Quote all of the entries word for word.
+--
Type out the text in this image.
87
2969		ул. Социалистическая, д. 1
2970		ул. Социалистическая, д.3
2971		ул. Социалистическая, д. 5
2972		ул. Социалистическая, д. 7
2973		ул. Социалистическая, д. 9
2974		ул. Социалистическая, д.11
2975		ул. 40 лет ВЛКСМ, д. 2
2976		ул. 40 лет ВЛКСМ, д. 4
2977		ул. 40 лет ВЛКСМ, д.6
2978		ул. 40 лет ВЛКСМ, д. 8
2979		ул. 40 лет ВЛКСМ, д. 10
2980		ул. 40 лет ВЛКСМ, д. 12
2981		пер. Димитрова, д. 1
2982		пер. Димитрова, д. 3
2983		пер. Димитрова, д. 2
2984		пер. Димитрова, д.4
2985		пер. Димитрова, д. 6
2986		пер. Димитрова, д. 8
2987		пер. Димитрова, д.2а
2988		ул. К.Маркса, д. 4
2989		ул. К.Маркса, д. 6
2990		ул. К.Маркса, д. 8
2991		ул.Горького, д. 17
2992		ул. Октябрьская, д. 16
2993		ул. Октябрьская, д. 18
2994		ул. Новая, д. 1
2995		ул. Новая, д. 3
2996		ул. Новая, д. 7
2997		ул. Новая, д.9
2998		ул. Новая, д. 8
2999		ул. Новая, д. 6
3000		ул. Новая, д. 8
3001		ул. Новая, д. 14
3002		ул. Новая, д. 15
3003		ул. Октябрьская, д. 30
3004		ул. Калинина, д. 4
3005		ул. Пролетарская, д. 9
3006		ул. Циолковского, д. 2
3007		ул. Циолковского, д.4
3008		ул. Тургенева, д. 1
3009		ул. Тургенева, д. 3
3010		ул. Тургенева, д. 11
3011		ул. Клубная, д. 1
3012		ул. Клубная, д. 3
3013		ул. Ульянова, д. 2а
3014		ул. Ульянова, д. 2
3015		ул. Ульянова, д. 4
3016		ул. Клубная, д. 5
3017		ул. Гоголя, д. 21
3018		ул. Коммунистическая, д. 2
+--
Written answer:
Type out the text in this image.
87
2969		ул. Социалистическая, д. 1
2970		ул. Социалистическая, д.3
2971		ул. Социалистическая, д. 5
2972		ул. Социалистическая, д. 7
2973		ул. Социалистическая, д. 9
2974		ул. Социалистическая, д.11
2975		ул. 40 лет ВЛКСМ, д. 2
2976		ул. 40 лет ВЛКСМ, д. 4
2977		ул. 40 лет ВЛКСМ, д.6
2978		ул. 40 лет ВЛКСМ, д. 8
2979		ул. 40 лет ВЛКСМ, д. 10
2980		ул. 40 лет ВЛКСМ, д. 12
2981		пер. Димитрова, д. 1
2982		пер. Димитрова, д. 3
2983		пер. Димитрова, д. 2
2984		пер. Димитрова, д.4
2985		пер. Димитрова, д. 6
2986		пер. Димитрова, д. 8
2987		пер. Димитрова, д.2а
2988		ул. К.Маркса, д. 4
2989		ул. К.Маркса, д. 6
2990		ул. К.Маркса, д. 8
2991		ул.Горького, д. 17
2992		ул. Октябрьская, д. 16
2993		ул. Октябрьская, д. 18
2994		ул. Новая, д. 1
2995		ул. Новая, д. 3
2996		ул. Новая, д. 7
2997		ул. Новая, д.9
2998		ул. Новая, д. 8
2999		ул. Новая, д. 6
3000		ул. Новая, д. 8
3001		ул. Новая, д. 14
3002		ул. Новая, д. 15
3003		ул. Октябрьская, д. 30
3004		ул. Калинина, д. 4
3005		ул. Пролетарская, д. 9
3006		ул. Циолковского, д. 2
3007		ул. Циолковского, д.4
3008		ул. Тургенева, д. 1
3009		ул. Тургенева, д. 3
3010		ул. Тургенева, д. 11
3011		ул. Клубная, д. 1
3012		ул. Клубная, д. 3
3013		ул. Ульянова, д. 2а
3014		ул. Ульянова, д. 2
3015		ул. Ульянова, д. 4
3016		ул. Клубная, д. 5
3017		ул. Гоголя, д. 21
3018		ул. Коммунистическая, д. 2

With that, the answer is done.